## Task requirements
The entries below should be transcribed in their entirety, exactly as written.
··· Recorded data ···
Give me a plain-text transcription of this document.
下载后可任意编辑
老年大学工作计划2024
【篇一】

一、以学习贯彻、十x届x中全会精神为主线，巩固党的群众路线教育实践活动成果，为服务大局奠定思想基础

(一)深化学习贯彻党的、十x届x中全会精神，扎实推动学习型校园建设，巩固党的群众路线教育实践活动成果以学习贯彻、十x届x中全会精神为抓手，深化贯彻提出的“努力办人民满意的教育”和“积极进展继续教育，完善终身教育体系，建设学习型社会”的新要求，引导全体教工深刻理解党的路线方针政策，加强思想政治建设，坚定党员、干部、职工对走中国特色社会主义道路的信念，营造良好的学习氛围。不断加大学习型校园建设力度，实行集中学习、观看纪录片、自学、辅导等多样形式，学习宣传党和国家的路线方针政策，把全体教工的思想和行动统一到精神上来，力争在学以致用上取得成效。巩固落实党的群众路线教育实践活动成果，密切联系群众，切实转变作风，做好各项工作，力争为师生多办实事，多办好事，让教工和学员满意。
···
## Written answer
Give me a plain-text transcription of this document.
下载后可任意编辑
老年大学工作计划2024
【篇一】

一、以学习贯彻、十x届x中全会精神为主线，巩固党的群众路线教育实践活动成果，为服务大局奠定思想基础

(一)深化学习贯彻党的、十x届x中全会精神，扎实推动学习型校园建设，巩固党的群众路线教育实践活动成果以学习贯彻、十x届x中全会精神为抓手，深化贯彻提出的“努力办人民满意的教育”和“积极进展继续教育，完善终身教育体系，建设学习型社会”的新要求，引导全体教工深刻理解党的路线方针政策，加强思想政治建设，坚定党员、干部、职工对走中国特色社会主义道路的信念，营造良好的学习氛围。不断加大学习型校园建设力度，实行集中学习、观看纪录片、自学、辅导等多样形式，学习宣传党和国家的路线方针政策，把全体教工的思想和行动统一到精神上来，力争在学以致用上取得成效。巩固落实党的群众路线教育实践活动成果，密切联系群众，切实转变作风，做好各项工作，力争为师生多办实事，多办好事，让教工和学员满意。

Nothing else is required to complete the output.